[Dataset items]
+===+

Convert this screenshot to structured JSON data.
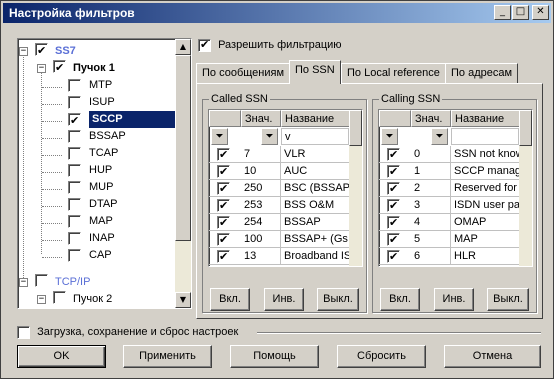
{
  "window": {
    "title": "Настройка фильтров",
    "controls": [
      "_",
      "□",
      "✕"
    ]
  },
  "tree": {
    "nodes": [
      {
        "label": "SS7",
        "checked": true,
        "expander": "−",
        "style": "link"
      },
      {
        "label": "Пучок 1",
        "checked": true,
        "expander": "−",
        "style": "bold"
      },
      {
        "label": "MTP",
        "checked": false
      },
      {
        "label": "ISUP",
        "checked": false
      },
      {
        "label": "SCCP",
        "checked": true,
        "selected": true
      },
      {
        "label": "BSSAP",
        "checked": false
      },
      {
        "label": "TCAP",
        "checked": false
      },
      {
        "label": "HUP",
        "checked": false
      },
      {
        "label": "MUP",
        "checked": false
      },
      {
        "label": "DTAP",
        "checked": false
      },
      {
        "label": "MAP",
        "checked": false
      },
      {
        "label": "INAP",
        "checked": false
      },
      {
        "label": "CAP",
        "checked": false
      },
      {
        "label": "TCP/IP",
        "checked": false,
        "expander": "−",
        "style": "link"
      },
      {
        "label": "Пучок 2",
        "checked": false,
        "expander": "−"
      }
    ]
  },
  "enable_filter": {
    "label": "Разрешить фильтрацию",
    "checked": true
  },
  "tabs": [
    {
      "label": "По сообщениям",
      "active": false
    },
    {
      "label": "По SSN",
      "active": true
    },
    {
      "label": "По Local reference",
      "active": false
    },
    {
      "label": "По адресам",
      "active": false
    }
  ],
  "called": {
    "title": "Called SSN",
    "col_value": "Знач.",
    "col_name": "Название",
    "filter_text": "v",
    "rows": [
      {
        "checked": true,
        "value": "7",
        "name": "VLR"
      },
      {
        "checked": true,
        "value": "10",
        "name": "AUC"
      },
      {
        "checked": true,
        "value": "250",
        "name": "BSC (BSSAP-"
      },
      {
        "checked": true,
        "value": "253",
        "name": "BSS O&M"
      },
      {
        "checked": true,
        "value": "254",
        "name": "BSSAP"
      },
      {
        "checked": true,
        "value": "100",
        "name": "BSSAP+ (Gs i"
      },
      {
        "checked": true,
        "value": "13",
        "name": "Broadband IS"
      }
    ],
    "buttons": [
      "Вкл.",
      "Инв.",
      "Выкл."
    ]
  },
  "calling": {
    "title": "Calling SSN",
    "col_value": "Знач.",
    "col_name": "Название",
    "filter_text": "",
    "rows": [
      {
        "checked": true,
        "value": "0",
        "name": "SSN not know"
      },
      {
        "checked": true,
        "value": "1",
        "name": "SCCP manag"
      },
      {
        "checked": true,
        "value": "2",
        "name": "Reserved for"
      },
      {
        "checked": true,
        "value": "3",
        "name": "ISDN user pa"
      },
      {
        "checked": true,
        "value": "4",
        "name": "OMAP"
      },
      {
        "checked": true,
        "value": "5",
        "name": "MAP"
      },
      {
        "checked": true,
        "value": "6",
        "name": "HLR"
      }
    ],
    "buttons": [
      "Вкл.",
      "Инв.",
      "Выкл."
    ]
  },
  "save_section": {
    "label": "Загрузка, сохранение и сброс настроек",
    "checked": false
  },
  "footer": {
    "ok": "OK",
    "apply": "Применить",
    "help": "Помощь",
    "reset": "Сбросить",
    "cancel": "Отмена"
  },
  "colors": {
    "title_start": "#0a246a",
    "title_end": "#a6caf0",
    "selection": "#0a246a",
    "link": "#5a6fd6"
  }
}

+===+

* Work to be completed *
Reproduce all the entries that precede this task, word for word, minus any pictures.

* Completed exercise *
Convert this screenshot to structured JSON data.
{
  "window": {
    "title": "Настройка фильтров",
    "controls": [
      "_",
      "□",
      "✕"
    ]
  },
  "tree": {
    "nodes": [
      {
        "label": "SS7",
        "checked": true,
        "expander": "−",
        "style": "link"
      },
      {
        "label": "Пучок 1",
        "checked": true,
        "expander": "−",
        "style": "bold"
      },
      {
        "label": "MTP",
        "checked": false
      },
      {
        "label": "ISUP",
        "checked": false
      },
      {
        "label": "SCCP",
        "checked": true,
        "selected": true
      },
      {
        "label": "BSSAP",
        "checked": false
      },
      {
        "label": "TCAP",
        "checked": false
      },
      {
        "label": "HUP",
        "checked": false
      },
      {
        "label": "MUP",
        "checked": false
      },
      {
        "label": "DTAP",
        "checked": false
      },
      {
        "label": "MAP",
        "checked": false
      },
      {
        "label": "INAP",
        "checked": false
      },
      {
        "label": "CAP",
        "checked": false
      },
      {
        "label": "TCP/IP",
        "checked": false,
        "expander": "−",
        "style": "link"
      },
      {
        "label": "Пучок 2",
        "checked": false,
        "expander": "−"
      }
    ]
  },
  "enable_filter": {
    "label": "Разрешить фильтрацию",
    "checked": true
  },
  "tabs": [
    {
      "label": "По сообщениям",
      "active": false
    },
    {
      "label": "По SSN",
      "active": true
    },
    {
      "label": "По Local reference",
      "active": false
    },
    {
      "label": "По адресам",
      "active": false
    }
  ],
  "called": {
    "title": "Called SSN",
    "col_value": "Знач.",
    "col_name": "Название",
    "filter_text": "v",
    "rows": [
      {
        "checked": true,
        "value": "7",
        "name": "VLR"
      },
      {
        "checked": true,
        "value": "10",
        "name": "AUC"
      },
      {
        "checked": true,
        "value": "250",
        "name": "BSC (BSSAP-"
      },
      {
        "checked": true,
        "value": "253",
        "name": "BSS O&M"
      },
      {
        "checked": true,
        "value": "254",
        "name": "BSSAP"
      },
      {
        "checked": true,
        "value": "100",
        "name": "BSSAP+ (Gs i"
      },
      {
        "checked": true,
        "value": "13",
        "name": "Broadband IS"
      }
    ],
    "buttons": [
      "Вкл.",
      "Инв.",
      "Выкл."
    ]
  },
  "calling": {
    "title": "Calling SSN",
    "col_value": "Знач.",
    "col_name": "Название",
    "filter_text": "",
    "rows": [
      {
        "checked": true,
        "value": "0",
        "name": "SSN not know"
      },
      {
        "checked": true,
        "value": "1",
        "name": "SCCP manag"
      },
      {
        "checked": true,
        "value": "2",
        "name": "Reserved for"
      },
      {
        "checked": true,
        "value": "3",
        "name": "ISDN user pa"
      },
      {
        "checked": true,
        "value": "4",
        "name": "OMAP"
      },
      {
        "checked": true,
        "value": "5",
        "name": "MAP"
      },
      {
        "checked": true,
        "value": "6",
        "name": "HLR"
      }
    ],
    "buttons": [
      "Вкл.",
      "Инв.",
      "Выкл."
    ]
  },
  "save_section": {
    "label": "Загрузка, сохранение и сброс настроек",
    "checked": false
  },
  "footer": {
    "ok": "OK",
    "apply": "Применить",
    "help": "Помощь",
    "reset": "Сбросить",
    "cancel": "Отмена"
  },
  "colors": {
    "title_start": "#0a246a",
    "title_end": "#a6caf0",
    "selection": "#0a246a",
    "link": "#5a6fd6"
  }
}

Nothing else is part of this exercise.